- **LISTED RECORDS**
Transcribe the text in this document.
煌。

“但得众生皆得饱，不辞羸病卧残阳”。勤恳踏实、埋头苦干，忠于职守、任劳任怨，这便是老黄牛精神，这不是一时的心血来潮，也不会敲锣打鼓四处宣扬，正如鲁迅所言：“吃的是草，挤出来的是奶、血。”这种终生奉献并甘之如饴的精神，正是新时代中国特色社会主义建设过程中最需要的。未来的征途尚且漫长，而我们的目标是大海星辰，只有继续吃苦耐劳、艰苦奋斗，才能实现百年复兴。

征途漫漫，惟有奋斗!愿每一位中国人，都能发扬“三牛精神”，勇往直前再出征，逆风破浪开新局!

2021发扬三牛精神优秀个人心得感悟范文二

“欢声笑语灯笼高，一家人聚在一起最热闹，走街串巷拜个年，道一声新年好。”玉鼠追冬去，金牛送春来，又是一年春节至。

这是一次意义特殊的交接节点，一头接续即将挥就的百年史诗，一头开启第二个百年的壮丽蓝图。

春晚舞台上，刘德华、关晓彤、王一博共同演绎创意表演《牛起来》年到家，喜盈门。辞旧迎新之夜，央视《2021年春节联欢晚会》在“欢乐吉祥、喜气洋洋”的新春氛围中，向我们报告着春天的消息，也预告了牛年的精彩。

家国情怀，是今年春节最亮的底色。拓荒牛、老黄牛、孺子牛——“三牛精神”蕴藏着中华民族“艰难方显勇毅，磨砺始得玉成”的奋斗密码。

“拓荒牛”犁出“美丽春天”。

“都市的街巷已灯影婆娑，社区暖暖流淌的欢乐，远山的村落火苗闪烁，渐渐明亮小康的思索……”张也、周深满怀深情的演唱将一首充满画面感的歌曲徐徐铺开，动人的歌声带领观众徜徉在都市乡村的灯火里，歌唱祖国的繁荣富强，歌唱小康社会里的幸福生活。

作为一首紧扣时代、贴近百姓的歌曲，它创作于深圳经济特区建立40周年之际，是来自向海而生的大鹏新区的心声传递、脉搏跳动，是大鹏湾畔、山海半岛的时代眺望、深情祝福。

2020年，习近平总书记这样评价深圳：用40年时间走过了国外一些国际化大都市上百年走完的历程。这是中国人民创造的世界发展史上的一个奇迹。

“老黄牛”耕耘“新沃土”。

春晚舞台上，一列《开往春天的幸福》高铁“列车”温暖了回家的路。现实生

- **YOUR GOAL**
Above are the entries; count how many of their lines contain the word "春晚舞台上" and give only that number.

- **RESPONSE TO THIS EXERCISE**
2